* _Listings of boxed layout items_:
::::

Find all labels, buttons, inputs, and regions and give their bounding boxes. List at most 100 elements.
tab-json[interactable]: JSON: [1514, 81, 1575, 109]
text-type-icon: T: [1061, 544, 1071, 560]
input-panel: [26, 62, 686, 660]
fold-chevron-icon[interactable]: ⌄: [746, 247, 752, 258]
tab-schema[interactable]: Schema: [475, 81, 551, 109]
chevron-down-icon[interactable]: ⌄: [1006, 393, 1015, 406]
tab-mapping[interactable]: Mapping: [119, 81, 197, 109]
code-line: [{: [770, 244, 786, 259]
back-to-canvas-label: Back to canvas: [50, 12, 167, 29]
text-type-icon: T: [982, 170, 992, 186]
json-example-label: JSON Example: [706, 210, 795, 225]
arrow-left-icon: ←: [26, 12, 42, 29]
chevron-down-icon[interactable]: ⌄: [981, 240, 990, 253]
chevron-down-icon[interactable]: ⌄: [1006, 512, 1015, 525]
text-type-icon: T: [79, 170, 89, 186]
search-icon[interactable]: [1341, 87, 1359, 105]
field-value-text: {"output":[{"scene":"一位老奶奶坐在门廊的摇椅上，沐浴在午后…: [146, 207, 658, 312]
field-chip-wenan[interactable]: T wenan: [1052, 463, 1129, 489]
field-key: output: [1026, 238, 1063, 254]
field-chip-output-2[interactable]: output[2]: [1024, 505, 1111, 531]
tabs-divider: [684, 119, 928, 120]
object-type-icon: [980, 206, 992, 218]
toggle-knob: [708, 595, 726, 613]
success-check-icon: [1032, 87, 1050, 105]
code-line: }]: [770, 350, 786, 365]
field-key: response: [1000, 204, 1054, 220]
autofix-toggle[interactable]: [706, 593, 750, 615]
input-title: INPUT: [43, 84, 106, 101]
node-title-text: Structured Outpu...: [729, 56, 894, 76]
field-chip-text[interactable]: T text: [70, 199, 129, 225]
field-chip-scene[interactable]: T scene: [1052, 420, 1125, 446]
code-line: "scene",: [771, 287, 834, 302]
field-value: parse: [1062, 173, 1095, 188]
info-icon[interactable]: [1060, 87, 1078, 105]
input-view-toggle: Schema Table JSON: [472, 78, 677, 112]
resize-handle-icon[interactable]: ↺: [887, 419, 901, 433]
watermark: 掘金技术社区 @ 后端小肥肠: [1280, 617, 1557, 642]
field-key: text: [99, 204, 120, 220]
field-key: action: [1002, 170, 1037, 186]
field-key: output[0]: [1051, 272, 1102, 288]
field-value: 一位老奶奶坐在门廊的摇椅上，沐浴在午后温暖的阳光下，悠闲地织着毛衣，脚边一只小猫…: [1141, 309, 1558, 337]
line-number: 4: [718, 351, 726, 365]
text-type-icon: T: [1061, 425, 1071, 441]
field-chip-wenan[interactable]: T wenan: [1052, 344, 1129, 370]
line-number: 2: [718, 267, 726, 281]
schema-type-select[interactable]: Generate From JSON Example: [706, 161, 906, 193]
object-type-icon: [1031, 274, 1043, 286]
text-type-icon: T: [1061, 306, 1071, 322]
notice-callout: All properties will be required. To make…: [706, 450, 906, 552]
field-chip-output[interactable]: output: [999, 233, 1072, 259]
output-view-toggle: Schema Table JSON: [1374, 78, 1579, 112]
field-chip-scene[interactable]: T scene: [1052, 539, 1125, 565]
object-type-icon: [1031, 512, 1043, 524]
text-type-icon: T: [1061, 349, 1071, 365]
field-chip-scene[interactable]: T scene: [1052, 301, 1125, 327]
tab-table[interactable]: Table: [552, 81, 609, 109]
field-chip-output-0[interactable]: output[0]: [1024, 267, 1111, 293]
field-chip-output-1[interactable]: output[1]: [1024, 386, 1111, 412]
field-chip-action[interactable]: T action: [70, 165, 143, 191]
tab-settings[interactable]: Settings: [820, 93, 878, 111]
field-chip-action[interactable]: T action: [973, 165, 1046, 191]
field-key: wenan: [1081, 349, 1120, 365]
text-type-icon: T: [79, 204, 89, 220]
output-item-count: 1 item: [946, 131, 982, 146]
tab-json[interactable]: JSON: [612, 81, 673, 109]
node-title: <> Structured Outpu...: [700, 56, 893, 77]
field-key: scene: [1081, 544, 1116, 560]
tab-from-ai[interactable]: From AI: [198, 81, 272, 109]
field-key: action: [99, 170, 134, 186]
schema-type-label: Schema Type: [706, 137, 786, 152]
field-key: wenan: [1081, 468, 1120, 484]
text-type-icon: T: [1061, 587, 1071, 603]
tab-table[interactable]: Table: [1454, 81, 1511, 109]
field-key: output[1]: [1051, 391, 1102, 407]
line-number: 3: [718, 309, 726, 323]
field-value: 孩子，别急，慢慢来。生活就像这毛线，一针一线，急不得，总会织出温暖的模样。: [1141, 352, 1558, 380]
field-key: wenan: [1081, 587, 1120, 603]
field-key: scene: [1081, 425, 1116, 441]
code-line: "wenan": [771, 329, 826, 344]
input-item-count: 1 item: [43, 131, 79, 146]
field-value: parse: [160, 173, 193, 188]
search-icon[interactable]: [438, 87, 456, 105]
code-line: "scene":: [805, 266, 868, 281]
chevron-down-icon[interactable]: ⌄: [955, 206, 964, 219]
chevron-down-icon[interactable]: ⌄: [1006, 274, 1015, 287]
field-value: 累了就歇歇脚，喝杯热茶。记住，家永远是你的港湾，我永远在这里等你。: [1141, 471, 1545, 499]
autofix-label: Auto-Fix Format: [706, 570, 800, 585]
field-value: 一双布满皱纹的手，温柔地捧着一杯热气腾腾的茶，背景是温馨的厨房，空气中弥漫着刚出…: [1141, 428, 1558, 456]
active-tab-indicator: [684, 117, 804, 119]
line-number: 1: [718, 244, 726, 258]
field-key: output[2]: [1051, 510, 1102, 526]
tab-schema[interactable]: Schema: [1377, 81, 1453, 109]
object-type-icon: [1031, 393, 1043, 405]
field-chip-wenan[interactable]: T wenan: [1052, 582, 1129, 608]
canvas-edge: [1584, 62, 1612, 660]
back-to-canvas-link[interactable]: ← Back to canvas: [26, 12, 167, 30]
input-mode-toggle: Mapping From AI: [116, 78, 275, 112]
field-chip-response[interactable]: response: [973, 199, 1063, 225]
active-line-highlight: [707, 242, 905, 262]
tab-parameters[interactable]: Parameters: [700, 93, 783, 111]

::::

* _What needs to be done_:
Rewrite the material from its first line to the line with "line-number: 4: [718, 351, 726, 365]", changing "autofix-toggle" to "autofix-switch" and keeping everything else the same. Give back only those lines.

* _Solution to the exercise_:
Find all labels, buttons, inputs, and regions and give their bounding boxes. List at most 100 elements.
tab-json[interactable]: JSON: [1514, 81, 1575, 109]
text-type-icon: T: [1061, 544, 1071, 560]
input-panel: [26, 62, 686, 660]
fold-chevron-icon[interactable]: ⌄: [746, 247, 752, 258]
tab-schema[interactable]: Schema: [475, 81, 551, 109]
chevron-down-icon[interactable]: ⌄: [1006, 393, 1015, 406]
tab-mapping[interactable]: Mapping: [119, 81, 197, 109]
code-line: [{: [770, 244, 786, 259]
back-to-canvas-label: Back to canvas: [50, 12, 167, 29]
text-type-icon: T: [982, 170, 992, 186]
json-example-label: JSON Example: [706, 210, 795, 225]
arrow-left-icon: ←: [26, 12, 42, 29]
chevron-down-icon[interactable]: ⌄: [981, 240, 990, 253]
chevron-down-icon[interactable]: ⌄: [1006, 512, 1015, 525]
text-type-icon: T: [79, 170, 89, 186]
search-icon[interactable]: [1341, 87, 1359, 105]
field-value-text: {"output":[{"scene":"一位老奶奶坐在门廊的摇椅上，沐浴在午后…: [146, 207, 658, 312]
field-chip-wenan[interactable]: T wenan: [1052, 463, 1129, 489]
field-key: output: [1026, 238, 1063, 254]
field-chip-output-2[interactable]: output[2]: [1024, 505, 1111, 531]
tabs-divider: [684, 119, 928, 120]
object-type-icon: [980, 206, 992, 218]
toggle-knob: [708, 595, 726, 613]
success-check-icon: [1032, 87, 1050, 105]
code-line: }]: [770, 350, 786, 365]
field-key: response: [1000, 204, 1054, 220]
autofix-switch[interactable]: [706, 593, 750, 615]
input-title: INPUT: [43, 84, 106, 101]
node-title-text: Structured Outpu...: [729, 56, 894, 76]
field-chip-text[interactable]: T text: [70, 199, 129, 225]
field-chip-scene[interactable]: T scene: [1052, 420, 1125, 446]
code-line: "scene",: [771, 287, 834, 302]
field-value: parse: [1062, 173, 1095, 188]
info-icon[interactable]: [1060, 87, 1078, 105]
input-view-toggle: Schema Table JSON: [472, 78, 677, 112]
resize-handle-icon[interactable]: ↺: [887, 419, 901, 433]
watermark: 掘金技术社区 @ 后端小肥肠: [1280, 617, 1557, 642]
field-key: text: [99, 204, 120, 220]
field-key: action: [1002, 170, 1037, 186]
field-key: output[0]: [1051, 272, 1102, 288]
field-value: 一位老奶奶坐在门廊的摇椅上，沐浴在午后温暖的阳光下，悠闲地织着毛衣，脚边一只小猫…: [1141, 309, 1558, 337]
line-number: 4: [718, 351, 726, 365]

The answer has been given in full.